### Stated goal
Listed below are entries; give the number of lines among them that include "friction", and only that number.
★ ★ ★ ★ ★ ★ ★
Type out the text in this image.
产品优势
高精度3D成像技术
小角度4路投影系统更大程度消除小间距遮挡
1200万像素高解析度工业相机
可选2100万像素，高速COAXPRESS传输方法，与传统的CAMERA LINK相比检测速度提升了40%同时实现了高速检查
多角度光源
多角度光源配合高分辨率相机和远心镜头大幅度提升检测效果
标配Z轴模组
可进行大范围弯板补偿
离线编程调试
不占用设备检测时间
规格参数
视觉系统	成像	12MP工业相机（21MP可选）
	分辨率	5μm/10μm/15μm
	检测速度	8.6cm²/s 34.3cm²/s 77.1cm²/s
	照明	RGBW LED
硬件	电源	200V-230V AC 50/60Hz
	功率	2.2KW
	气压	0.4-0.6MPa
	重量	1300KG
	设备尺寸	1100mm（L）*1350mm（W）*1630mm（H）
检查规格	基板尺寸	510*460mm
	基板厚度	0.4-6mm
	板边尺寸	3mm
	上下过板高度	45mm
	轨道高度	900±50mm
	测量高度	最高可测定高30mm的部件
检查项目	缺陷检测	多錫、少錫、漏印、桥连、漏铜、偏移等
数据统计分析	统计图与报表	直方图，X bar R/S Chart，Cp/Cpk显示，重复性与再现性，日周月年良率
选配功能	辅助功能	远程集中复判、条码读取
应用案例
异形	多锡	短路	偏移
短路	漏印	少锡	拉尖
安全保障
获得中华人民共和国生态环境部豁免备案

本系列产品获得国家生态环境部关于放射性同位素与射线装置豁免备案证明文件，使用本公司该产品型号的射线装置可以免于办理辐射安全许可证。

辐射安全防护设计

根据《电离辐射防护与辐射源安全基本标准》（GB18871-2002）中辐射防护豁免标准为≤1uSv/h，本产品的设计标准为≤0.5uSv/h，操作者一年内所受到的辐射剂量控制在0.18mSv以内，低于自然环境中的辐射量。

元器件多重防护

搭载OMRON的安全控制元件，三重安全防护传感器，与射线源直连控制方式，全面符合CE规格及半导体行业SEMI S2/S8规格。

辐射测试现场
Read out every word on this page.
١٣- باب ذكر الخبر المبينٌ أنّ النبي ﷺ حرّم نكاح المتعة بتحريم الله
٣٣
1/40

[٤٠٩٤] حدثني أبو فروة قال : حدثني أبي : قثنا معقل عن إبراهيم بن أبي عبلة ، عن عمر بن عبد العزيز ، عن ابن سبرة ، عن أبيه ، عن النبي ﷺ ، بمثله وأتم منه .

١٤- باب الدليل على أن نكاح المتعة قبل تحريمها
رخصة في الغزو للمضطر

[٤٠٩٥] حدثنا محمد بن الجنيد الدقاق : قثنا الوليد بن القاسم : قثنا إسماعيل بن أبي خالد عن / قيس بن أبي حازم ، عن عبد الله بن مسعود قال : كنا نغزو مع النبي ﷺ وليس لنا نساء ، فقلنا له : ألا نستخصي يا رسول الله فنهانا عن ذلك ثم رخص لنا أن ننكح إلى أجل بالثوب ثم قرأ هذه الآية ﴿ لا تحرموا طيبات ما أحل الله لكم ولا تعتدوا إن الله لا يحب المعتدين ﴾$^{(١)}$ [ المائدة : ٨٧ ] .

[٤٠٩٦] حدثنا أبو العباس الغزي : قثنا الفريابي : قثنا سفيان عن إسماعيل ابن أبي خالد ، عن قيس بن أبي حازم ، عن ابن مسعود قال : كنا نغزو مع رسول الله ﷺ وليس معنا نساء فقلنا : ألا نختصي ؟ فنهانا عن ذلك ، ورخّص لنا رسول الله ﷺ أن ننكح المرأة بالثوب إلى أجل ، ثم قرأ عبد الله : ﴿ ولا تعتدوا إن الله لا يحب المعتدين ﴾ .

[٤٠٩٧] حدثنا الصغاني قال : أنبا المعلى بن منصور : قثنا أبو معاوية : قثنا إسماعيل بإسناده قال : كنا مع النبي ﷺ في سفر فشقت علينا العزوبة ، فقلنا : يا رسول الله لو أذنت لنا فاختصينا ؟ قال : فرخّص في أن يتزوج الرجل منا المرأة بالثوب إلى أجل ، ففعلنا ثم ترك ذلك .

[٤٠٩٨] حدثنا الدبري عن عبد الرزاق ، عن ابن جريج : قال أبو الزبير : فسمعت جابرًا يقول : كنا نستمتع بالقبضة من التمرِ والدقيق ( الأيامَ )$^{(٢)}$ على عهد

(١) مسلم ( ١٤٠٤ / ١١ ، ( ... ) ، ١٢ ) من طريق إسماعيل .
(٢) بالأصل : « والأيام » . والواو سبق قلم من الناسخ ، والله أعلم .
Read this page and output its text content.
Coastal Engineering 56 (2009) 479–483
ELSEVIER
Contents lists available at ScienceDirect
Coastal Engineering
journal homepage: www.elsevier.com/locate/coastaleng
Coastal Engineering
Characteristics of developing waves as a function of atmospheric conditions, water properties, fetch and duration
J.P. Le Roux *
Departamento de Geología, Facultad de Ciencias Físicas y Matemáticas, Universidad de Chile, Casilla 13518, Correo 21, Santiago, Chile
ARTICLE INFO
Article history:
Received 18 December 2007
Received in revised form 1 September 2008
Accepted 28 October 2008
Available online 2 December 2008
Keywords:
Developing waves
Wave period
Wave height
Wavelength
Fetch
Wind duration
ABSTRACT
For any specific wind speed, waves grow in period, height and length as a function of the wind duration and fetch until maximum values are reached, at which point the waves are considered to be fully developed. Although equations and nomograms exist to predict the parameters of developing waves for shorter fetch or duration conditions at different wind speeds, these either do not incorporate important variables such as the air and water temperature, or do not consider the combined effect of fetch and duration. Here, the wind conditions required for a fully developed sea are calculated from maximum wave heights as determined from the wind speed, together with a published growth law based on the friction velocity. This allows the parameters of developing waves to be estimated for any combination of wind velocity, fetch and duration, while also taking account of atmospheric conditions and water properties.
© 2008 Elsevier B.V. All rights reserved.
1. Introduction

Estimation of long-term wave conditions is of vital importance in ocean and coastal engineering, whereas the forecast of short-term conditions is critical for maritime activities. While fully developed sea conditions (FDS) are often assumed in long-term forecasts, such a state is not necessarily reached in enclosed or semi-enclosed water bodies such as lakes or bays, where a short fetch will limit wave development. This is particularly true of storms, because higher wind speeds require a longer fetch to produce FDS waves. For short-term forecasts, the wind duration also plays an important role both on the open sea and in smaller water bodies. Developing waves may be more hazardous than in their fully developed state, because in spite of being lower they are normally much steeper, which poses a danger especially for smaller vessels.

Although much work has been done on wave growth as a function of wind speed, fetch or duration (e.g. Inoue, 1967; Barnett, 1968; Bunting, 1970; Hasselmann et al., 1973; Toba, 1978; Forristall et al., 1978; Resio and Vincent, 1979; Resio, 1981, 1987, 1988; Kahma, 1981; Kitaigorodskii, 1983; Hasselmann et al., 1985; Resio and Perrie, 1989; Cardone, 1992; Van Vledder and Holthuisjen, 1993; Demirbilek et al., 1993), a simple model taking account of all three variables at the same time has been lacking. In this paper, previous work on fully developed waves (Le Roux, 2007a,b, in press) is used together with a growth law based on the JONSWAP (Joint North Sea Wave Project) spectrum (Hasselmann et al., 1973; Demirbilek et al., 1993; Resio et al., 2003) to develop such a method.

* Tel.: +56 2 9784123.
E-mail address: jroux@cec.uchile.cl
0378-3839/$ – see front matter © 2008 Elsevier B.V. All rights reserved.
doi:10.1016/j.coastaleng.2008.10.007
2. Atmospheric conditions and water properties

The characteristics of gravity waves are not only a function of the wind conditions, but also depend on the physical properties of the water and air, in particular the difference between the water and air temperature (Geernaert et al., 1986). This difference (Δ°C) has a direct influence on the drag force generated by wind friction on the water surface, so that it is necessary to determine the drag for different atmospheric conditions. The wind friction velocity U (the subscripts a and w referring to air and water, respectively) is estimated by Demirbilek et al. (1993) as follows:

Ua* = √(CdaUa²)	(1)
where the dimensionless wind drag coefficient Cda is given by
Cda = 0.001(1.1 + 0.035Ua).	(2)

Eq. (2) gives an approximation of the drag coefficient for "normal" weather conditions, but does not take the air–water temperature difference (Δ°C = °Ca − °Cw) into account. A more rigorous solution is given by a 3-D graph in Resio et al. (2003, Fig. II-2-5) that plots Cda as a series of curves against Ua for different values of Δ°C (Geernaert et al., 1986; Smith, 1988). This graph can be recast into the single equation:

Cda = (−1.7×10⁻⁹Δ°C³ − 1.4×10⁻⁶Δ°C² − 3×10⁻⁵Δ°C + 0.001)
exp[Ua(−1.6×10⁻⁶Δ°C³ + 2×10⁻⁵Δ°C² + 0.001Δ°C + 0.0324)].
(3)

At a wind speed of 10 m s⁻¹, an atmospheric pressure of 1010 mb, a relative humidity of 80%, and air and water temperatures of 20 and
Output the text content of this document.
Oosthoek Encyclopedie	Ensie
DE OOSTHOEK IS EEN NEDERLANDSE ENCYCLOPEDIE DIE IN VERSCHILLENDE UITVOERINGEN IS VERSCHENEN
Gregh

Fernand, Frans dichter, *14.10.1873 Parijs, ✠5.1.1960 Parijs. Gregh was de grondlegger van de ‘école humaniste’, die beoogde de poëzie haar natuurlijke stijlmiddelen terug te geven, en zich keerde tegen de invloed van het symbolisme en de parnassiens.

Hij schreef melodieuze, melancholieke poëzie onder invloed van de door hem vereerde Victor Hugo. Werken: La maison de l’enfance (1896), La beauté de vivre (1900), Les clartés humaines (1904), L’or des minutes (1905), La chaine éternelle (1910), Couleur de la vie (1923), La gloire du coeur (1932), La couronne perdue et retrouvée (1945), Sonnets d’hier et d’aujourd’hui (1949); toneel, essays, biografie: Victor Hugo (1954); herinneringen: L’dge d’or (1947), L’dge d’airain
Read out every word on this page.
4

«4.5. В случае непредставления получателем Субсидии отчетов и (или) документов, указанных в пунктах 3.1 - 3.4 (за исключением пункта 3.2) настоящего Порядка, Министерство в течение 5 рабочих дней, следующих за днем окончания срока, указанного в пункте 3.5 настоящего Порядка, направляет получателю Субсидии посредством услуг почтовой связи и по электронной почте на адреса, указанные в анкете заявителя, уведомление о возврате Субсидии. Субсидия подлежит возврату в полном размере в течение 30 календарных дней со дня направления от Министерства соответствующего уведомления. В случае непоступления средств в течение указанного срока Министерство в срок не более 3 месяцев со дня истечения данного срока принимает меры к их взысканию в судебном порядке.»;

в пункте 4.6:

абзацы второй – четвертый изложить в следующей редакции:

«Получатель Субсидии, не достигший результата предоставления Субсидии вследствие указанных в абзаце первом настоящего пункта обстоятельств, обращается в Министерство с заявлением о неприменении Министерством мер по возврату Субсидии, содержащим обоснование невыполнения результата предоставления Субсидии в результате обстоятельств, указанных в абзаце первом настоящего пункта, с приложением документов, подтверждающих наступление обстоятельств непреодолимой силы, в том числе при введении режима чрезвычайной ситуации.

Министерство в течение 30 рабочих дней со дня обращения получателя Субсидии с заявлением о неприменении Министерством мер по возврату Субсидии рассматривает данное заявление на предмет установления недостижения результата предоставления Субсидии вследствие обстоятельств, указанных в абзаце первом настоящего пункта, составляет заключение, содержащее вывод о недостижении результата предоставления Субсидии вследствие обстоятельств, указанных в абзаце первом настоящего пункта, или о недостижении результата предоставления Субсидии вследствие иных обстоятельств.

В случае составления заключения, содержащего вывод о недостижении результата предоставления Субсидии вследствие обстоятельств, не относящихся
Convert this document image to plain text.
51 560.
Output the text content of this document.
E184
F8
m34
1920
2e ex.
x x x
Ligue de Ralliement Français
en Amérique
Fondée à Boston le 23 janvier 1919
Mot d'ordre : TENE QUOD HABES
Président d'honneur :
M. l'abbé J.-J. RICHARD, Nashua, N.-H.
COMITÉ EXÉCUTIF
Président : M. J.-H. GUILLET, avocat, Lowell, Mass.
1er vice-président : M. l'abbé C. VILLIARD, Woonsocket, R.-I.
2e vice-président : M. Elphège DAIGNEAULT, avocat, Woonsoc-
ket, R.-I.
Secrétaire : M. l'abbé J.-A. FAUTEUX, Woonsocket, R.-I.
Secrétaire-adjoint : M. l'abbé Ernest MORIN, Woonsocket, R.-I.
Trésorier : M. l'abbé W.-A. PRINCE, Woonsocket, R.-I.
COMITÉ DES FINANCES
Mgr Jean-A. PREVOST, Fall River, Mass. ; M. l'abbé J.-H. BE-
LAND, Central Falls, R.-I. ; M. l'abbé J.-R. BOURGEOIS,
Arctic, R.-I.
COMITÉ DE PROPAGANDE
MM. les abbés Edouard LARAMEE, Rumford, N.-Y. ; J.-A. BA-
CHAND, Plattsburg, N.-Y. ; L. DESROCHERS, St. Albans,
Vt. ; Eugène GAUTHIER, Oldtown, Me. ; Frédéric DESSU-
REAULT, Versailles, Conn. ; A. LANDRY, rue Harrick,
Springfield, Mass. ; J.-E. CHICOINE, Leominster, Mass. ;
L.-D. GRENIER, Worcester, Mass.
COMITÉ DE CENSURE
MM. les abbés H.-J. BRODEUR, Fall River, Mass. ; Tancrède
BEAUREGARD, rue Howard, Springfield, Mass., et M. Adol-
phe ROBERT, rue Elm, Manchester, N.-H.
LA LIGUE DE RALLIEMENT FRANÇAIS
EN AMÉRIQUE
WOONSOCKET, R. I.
★ ★ ★ ★ ★ ★ ★
### Correct output
2